╭─ Teks halaman

Kedua, tsaqafah, yakni bagaiman memberikan langkah pencerahan kepada umat
Islam agar kreatif-produktif, dengan tidak melupakan orisinalitas ajaran
islam dalam pesantren. Artinya sebagai seorang santri yang membawa lembaga
pendidikan pesantren tentunya tidak rela jika pengolahan dan penjabaran
suatu kajian keagaman diselewengkan dari kitab aslinya atau bahkan jauh
dari kaidah. Dalam sisi ini pesantren membuka cakrawala baru untuk
membangun nilai daya tawar yang menjaga nilai-nilai budaya dan tradisi
lokal sebagai manifestasi dalam rangka mengawal ketergerusan indentitas
bangsa, seiring kemajuan dan kebingunan kalangan intelektual modernis akan
penancapan modernitas ternyata banyak terserabut dari akar tradisinya
sekedar sebagai kepanjangan dari nilai-nilai Barat.

╰─

— Petunjuk 1 —
Salin persis bagian teks tentang tsaqafah di pesantren, yaitu rentang dari "Kedua, tsaqafah, yakni" sampai dengan "dari nilai-nilai Barat.".
— Petunjuk 2 —
Jawab pertanyaan berikut berdasarkan teks tentang tsaqafah di pesantren.
(a) Umat Islam diberi langkah pencerahan agar menjadi seperti apa?
(b) Nilai daya tawar yang dibangun pesantren menjaga nilai-nilai apa?
(c) Modernitas yang terserabut dari akar tradisinya disebut sekadar sebagai kepanjangan dari apa?

╭─ Entri yang diberikan

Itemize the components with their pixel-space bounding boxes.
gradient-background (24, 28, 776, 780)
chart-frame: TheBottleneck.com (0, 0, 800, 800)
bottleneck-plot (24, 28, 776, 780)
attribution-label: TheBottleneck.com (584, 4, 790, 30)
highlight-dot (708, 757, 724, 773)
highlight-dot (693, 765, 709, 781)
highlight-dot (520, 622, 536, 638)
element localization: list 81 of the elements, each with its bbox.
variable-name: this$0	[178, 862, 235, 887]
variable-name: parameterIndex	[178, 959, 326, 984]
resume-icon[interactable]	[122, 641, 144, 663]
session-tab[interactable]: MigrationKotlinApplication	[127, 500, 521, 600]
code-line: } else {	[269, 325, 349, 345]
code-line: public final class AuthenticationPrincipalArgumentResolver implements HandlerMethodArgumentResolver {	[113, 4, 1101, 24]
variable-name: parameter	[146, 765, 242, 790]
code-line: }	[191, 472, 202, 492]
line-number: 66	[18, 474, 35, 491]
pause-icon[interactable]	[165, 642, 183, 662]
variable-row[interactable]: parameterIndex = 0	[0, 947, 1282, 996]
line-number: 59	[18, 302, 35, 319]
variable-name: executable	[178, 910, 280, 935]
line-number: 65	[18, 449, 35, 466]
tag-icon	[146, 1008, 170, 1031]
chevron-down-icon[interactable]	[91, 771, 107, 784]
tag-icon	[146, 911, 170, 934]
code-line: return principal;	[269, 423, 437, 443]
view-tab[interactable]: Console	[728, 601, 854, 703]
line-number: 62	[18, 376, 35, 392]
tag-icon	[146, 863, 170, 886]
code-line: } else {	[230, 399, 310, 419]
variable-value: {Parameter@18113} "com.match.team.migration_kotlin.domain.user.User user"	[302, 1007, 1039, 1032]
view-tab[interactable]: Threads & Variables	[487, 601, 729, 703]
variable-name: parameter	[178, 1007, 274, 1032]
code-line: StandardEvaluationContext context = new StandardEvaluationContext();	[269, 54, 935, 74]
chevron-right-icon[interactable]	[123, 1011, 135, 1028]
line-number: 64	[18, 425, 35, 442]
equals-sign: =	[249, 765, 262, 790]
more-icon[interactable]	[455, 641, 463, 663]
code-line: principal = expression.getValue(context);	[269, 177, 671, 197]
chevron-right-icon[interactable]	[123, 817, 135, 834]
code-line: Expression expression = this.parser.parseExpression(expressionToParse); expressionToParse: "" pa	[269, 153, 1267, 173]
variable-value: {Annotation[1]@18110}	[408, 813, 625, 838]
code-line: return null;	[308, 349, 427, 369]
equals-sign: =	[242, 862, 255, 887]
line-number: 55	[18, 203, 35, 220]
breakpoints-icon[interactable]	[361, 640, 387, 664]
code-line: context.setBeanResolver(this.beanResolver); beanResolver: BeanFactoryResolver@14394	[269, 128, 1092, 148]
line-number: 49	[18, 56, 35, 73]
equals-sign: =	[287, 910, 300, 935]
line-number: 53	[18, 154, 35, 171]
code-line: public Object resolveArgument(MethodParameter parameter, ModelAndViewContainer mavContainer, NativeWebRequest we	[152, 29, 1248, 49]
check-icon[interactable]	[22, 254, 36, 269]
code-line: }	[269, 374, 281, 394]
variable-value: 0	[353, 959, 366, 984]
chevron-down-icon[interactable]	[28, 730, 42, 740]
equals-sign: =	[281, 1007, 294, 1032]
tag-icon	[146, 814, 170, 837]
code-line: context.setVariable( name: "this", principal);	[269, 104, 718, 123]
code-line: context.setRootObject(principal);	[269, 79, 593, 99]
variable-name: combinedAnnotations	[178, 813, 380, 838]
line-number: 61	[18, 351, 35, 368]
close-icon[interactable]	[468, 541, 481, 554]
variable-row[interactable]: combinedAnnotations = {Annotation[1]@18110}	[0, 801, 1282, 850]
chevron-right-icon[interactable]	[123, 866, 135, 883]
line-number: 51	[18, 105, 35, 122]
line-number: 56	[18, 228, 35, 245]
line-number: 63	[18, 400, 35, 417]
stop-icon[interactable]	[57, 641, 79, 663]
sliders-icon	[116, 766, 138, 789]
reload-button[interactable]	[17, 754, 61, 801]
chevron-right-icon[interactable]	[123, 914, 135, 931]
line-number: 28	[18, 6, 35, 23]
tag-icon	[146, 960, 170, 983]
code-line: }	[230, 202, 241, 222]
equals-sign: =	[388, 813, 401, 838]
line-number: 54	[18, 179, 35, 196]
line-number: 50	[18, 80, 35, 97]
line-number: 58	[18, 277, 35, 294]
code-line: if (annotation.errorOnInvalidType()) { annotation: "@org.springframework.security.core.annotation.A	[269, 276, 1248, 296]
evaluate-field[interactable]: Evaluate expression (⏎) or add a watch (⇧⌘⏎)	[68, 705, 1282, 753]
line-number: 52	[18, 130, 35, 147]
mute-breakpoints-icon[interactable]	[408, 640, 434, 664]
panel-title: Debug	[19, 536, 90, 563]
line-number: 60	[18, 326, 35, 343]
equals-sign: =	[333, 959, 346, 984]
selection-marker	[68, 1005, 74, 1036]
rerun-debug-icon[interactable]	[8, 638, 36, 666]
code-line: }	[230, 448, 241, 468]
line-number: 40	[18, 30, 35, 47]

╰─

— Jawaban tertulis 1 —
Kedua, tsaqafah, yakni bagaiman memberikan langkah pencerahan kepada umat
Islam agar kreatif-produktif, dengan tidak melupakan orisinalitas ajaran
islam dalam pesantren. Artinya sebagai seorang santri yang membawa lembaga
pendidikan pesantren tentunya tidak rela jika pengolahan dan penjabaran
suatu kajian keagaman diselewengkan dari kitab aslinya atau bahkan jauh
dari kaidah. Dalam sisi ini pesantren membuka cakrawala baru untuk
membangun nilai daya tawar yang menjaga nilai-nilai budaya dan tradisi
lokal sebagai manifestasi dalam rangka mengawal ketergerusan indentitas
bangsa, seiring kemajuan dan kebingunan kalangan intelektual modernis akan
penancapan modernitas ternyata banyak terserabut dari akar tradisinya
sekedar sebagai kepanjangan dari nilai-nilai Barat.

— Jawaban tertulis 2 —
(a) Kreatif-produktif, dengan tidak melupakan orisinalitas ajaran Islam dalam pesantren.
(b) Nilai-nilai budaya dan tradisi lokal.
(c) Nilai-nilai Barat.